- **Aim**
In your copy, reproduce the entries exactly as they are, minus the images.

- **Given entries**
++++++++

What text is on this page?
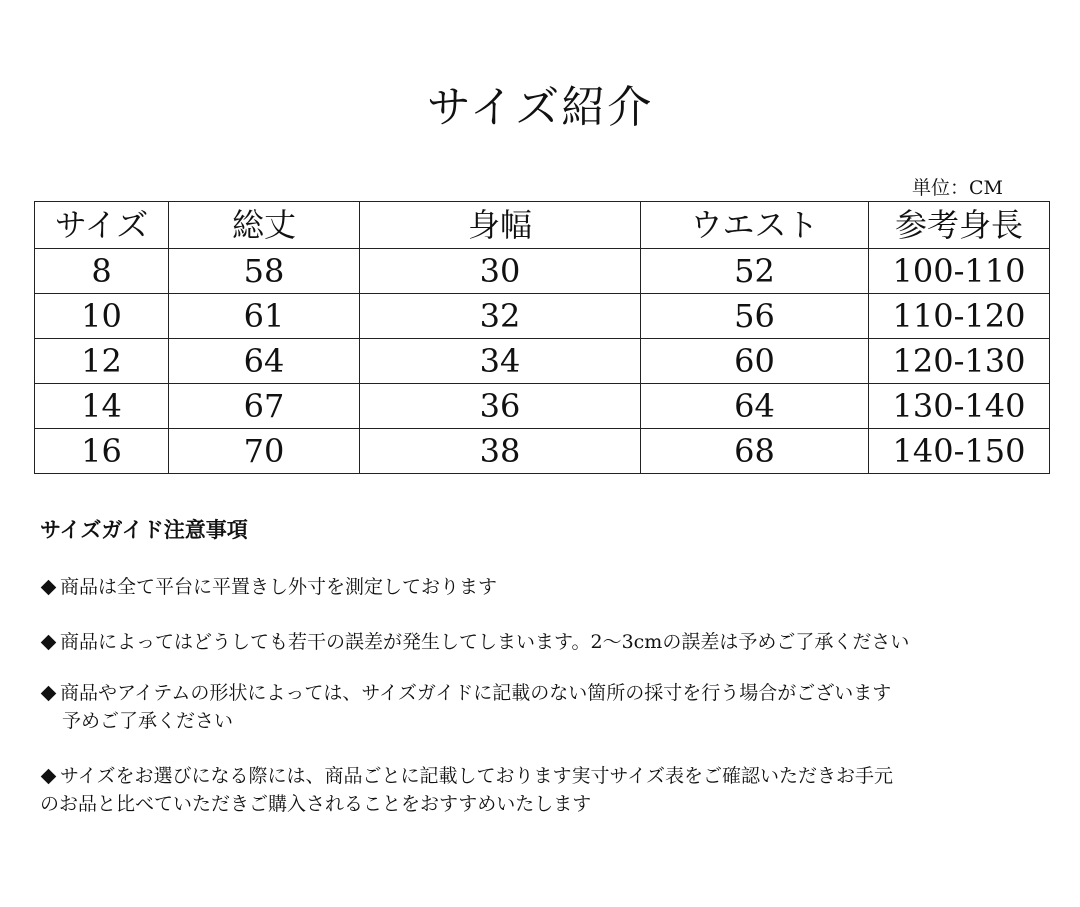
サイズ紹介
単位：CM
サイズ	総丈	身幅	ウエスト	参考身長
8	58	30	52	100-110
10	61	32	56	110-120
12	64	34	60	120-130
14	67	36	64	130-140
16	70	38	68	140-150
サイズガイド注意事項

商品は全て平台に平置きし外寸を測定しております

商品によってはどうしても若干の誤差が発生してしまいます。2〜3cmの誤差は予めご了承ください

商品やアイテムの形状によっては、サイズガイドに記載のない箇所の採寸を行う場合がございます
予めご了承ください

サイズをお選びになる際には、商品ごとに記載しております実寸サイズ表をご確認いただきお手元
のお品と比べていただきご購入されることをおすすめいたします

++++++++

- **Exercise response**
What text is on this page?
サイズ紹介
単位：CM
サイズ	総丈	身幅	ウエスト	参考身長
8	58	30	52	100-110
10	61	32	56	110-120
12	64	34	60	120-130
14	67	36	64	130-140
16	70	38	68	140-150
サイズガイド注意事項

商品は全て平台に平置きし外寸を測定しております

商品によってはどうしても若干の誤差が発生してしまいます。2〜3cmの誤差は予めご了承ください

商品やアイテムの形状によっては、サイズガイドに記載のない箇所の採寸を行う場合がございます
予めご了承ください

サイズをお選びになる際には、商品ごとに記載しております実寸サイズ表をご確認いただきお手元
のお品と比べていただきご購入されることをおすすめいたします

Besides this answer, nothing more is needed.